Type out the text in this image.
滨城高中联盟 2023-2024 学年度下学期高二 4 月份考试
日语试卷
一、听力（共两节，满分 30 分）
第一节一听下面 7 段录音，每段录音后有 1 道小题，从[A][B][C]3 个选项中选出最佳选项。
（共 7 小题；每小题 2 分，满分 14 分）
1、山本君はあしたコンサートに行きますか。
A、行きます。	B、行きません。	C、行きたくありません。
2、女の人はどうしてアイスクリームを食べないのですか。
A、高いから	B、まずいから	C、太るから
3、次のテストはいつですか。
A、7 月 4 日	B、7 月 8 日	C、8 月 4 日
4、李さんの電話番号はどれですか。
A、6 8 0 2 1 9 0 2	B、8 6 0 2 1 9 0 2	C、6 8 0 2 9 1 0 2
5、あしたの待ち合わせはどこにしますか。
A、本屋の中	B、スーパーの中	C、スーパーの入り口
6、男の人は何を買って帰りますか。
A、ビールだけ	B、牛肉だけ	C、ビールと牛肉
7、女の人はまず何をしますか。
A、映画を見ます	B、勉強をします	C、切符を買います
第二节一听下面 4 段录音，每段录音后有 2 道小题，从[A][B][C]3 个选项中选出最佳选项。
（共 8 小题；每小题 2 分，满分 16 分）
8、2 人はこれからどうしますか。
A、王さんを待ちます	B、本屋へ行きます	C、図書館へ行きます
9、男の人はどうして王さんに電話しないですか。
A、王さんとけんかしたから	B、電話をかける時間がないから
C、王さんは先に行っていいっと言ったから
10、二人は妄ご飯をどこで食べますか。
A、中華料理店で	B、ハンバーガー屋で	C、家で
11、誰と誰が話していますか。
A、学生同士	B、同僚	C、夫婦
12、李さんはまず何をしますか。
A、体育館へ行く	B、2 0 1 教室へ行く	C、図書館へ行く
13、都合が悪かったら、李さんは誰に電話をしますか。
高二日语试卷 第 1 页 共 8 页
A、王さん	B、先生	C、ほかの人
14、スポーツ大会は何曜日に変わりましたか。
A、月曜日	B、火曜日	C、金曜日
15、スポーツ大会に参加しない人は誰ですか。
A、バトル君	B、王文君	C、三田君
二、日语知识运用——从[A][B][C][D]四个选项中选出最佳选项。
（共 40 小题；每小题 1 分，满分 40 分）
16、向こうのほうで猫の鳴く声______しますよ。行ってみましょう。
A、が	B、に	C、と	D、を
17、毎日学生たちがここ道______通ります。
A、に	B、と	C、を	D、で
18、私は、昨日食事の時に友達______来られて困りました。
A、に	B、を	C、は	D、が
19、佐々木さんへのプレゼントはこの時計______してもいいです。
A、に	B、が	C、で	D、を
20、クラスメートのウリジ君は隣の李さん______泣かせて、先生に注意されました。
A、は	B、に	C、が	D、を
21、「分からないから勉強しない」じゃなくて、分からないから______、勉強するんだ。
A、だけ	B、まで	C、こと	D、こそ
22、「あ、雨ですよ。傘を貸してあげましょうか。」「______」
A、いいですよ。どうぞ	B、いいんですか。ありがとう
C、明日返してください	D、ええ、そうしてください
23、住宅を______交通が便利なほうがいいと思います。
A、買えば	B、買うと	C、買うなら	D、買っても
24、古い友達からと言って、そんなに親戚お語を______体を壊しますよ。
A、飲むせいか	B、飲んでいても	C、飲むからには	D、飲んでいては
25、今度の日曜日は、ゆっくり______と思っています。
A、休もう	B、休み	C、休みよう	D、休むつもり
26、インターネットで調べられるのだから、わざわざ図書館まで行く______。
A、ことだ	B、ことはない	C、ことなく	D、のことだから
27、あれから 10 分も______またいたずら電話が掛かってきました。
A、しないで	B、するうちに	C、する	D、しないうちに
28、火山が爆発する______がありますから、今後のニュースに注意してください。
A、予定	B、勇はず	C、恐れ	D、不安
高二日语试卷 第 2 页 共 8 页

» Requirement
Select every line where the word "每段录音后有" occurs.

» Full solution
第一节一听下面 7 段录音，每段录音后有 1 道小题，从[A][B][C]3 个选项中选出最佳选项。
第二节一听下面 4 段录音，每段录音后有 2 道小题，从[A][B][C]3 个选项中选出最佳选项。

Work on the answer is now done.